*Given data*:

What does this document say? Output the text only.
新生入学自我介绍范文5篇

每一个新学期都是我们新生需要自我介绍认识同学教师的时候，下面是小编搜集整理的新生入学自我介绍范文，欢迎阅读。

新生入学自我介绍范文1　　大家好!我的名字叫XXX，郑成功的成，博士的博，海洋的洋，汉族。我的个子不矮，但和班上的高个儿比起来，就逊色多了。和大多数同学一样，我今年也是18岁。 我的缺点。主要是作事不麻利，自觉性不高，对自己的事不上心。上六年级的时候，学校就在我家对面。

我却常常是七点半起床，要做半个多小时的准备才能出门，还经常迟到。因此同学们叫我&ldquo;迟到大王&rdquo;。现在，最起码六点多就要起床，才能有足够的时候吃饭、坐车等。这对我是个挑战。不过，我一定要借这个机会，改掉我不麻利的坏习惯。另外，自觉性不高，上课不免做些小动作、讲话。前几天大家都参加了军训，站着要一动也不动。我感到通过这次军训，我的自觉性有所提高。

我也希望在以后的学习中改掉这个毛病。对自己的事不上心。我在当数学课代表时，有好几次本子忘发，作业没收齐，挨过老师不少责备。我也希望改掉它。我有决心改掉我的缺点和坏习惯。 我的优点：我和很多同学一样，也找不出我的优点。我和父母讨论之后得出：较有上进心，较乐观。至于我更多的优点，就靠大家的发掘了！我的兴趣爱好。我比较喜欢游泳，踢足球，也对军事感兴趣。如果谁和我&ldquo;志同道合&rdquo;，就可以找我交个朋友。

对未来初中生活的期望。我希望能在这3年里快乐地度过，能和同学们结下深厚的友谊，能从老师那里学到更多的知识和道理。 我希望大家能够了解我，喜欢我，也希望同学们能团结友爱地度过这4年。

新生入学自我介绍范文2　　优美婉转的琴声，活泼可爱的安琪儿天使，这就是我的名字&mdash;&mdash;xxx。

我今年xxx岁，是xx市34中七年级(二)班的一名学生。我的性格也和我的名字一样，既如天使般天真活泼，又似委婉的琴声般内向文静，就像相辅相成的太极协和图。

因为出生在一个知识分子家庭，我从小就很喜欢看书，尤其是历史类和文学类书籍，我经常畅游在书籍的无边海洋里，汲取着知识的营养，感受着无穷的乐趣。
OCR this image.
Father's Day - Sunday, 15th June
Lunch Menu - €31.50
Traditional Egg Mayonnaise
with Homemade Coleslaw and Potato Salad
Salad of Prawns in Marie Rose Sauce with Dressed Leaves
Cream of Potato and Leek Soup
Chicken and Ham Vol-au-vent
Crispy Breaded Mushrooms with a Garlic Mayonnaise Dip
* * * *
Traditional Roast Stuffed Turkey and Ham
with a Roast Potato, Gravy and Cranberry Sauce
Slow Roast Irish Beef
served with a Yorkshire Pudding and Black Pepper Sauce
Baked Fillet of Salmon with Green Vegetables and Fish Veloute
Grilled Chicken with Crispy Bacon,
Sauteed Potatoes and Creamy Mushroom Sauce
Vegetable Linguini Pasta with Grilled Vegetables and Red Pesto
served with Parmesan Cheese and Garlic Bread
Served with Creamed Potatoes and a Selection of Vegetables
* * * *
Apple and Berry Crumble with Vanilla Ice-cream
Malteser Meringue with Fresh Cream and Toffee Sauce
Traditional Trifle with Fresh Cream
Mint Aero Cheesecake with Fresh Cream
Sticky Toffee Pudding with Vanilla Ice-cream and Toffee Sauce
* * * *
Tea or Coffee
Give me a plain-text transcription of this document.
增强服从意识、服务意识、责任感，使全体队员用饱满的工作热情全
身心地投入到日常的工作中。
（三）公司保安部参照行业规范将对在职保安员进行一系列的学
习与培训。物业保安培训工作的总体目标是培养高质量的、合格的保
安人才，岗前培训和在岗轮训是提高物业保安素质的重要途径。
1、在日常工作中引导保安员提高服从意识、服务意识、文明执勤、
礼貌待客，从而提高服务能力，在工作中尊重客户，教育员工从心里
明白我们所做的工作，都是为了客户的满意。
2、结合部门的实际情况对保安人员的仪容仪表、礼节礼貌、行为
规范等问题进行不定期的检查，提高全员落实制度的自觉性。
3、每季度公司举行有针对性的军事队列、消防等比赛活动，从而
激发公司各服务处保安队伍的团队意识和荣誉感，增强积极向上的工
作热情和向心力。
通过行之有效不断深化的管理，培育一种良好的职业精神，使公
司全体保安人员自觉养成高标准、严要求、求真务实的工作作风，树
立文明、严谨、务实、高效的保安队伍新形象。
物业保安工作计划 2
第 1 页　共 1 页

*Task instructions*: Extract every record. Keep wording exact.

*Reply to the exercise*:
What does this document say? Output the text only.
新生入学自我介绍范文5篇

每一个新学期都是我们新生需要自我介绍认识同学教师的时候，下面是小编搜集整理的新生入学自我介绍范文，欢迎阅读。

新生入学自我介绍范文1　　大家好!我的名字叫XXX，郑成功的成，博士的博，海洋的洋，汉族。我的个子不矮，但和班上的高个儿比起来，就逊色多了。和大多数同学一样，我今年也是18岁。 我的缺点。主要是作事不麻利，自觉性不高，对自己的事不上心。上六年级的时候，学校就在我家对面。

我却常常是七点半起床，要做半个多小时的准备才能出门，还经常迟到。因此同学们叫我&ldquo;迟到大王&rdquo;。现在，最起码六点多就要起床，才能有足够的时候吃饭、坐车等。这对我是个挑战。不过，我一定要借这个机会，改掉我不麻利的坏习惯。另外，自觉性不高，上课不免做些小动作、讲话。前几天大家都参加了军训，站着要一动也不动。我感到通过这次军训，我的自觉性有所提高。

我也希望在以后的学习中改掉这个毛病。对自己的事不上心。我在当数学课代表时，有好几次本子忘发，作业没收齐，挨过老师不少责备。我也希望改掉它。我有决心改掉我的缺点和坏习惯。 我的优点：我和很多同学一样，也找不出我的优点。我和父母讨论之后得出：较有上进心，较乐观。至于我更多的优点，就靠大家的发掘了！我的兴趣爱好。我比较喜欢游泳，踢足球，也对军事感兴趣。如果谁和我&ldquo;志同道合&rdquo;，就可以找我交个朋友。

对未来初中生活的期望。我希望能在这3年里快乐地度过，能和同学们结下深厚的友谊，能从老师那里学到更多的知识和道理。 我希望大家能够了解我，喜欢我，也希望同学们能团结友爱地度过这4年。

新生入学自我介绍范文2　　优美婉转的琴声，活泼可爱的安琪儿天使，这就是我的名字&mdash;&mdash;xxx。

我今年xxx岁，是xx市34中七年级(二)班的一名学生。我的性格也和我的名字一样，既如天使般天真活泼，又似委婉的琴声般内向文静，就像相辅相成的太极协和图。

因为出生在一个知识分子家庭，我从小就很喜欢看书，尤其是历史类和文学类书籍，我经常畅游在书籍的无边海洋里，汲取着知识的营养，感受着无穷的乐趣。
OCR this image.
Father's Day - Sunday, 15th June
Lunch Menu - €31.50
Traditional Egg Mayonnaise
with Homemade Coleslaw and Potato Salad
Salad of Prawns in Marie Rose Sauce with Dressed Leaves
Cream of Potato and Leek Soup
Chicken and Ham Vol-au-vent
Crispy Breaded Mushrooms with a Garlic Mayonnaise Dip
* * * *
Traditional Roast Stuffed Turkey and Ham
with a Roast Potato, Gravy and Cranberry Sauce
Slow Roast Irish Beef
served with a Yorkshire Pudding and Black Pepper Sauce
Baked Fillet of Salmon with Green Vegetables and Fish Veloute
Grilled Chicken with Crispy Bacon,
Sauteed Potatoes and Creamy Mushroom Sauce
Vegetable Linguini Pasta with Grilled Vegetables and Red Pesto
served with Parmesan Cheese and Garlic Bread
Served with Creamed Potatoes and a Selection of Vegetables
* * * *
Apple and Berry Crumble with Vanilla Ice-cream
Malteser Meringue with Fresh Cream and Toffee Sauce
Traditional Trifle with Fresh Cream
Mint Aero Cheesecake with Fresh Cream
Sticky Toffee Pudding with Vanilla Ice-cream and Toffee Sauce
* * * *
Tea or Coffee
Give me a plain-text transcription of this document.
增强服从意识、服务意识、责任感，使全体队员用饱满的工作热情全
身心地投入到日常的工作中。
（三）公司保安部参照行业规范将对在职保安员进行一系列的学
习与培训。物业保安培训工作的总体目标是培养高质量的、合格的保
安人才，岗前培训和在岗轮训是提高物业保安素质的重要途径。
1、在日常工作中引导保安员提高服从意识、服务意识、文明执勤、
礼貌待客，从而提高服务能力，在工作中尊重客户，教育员工从心里
明白我们所做的工作，都是为了客户的满意。
2、结合部门的实际情况对保安人员的仪容仪表、礼节礼貌、行为
规范等问题进行不定期的检查，提高全员落实制度的自觉性。
3、每季度公司举行有针对性的军事队列、消防等比赛活动，从而
激发公司各服务处保安队伍的团队意识和荣誉感，增强积极向上的工
作热情和向心力。
通过行之有效不断深化的管理，培育一种良好的职业精神，使公
司全体保安人员自觉养成高标准、严要求、求真务实的工作作风，树
立文明、严谨、务实、高效的保安队伍新形象。
物业保安工作计划 2
第 1 页　共 1 页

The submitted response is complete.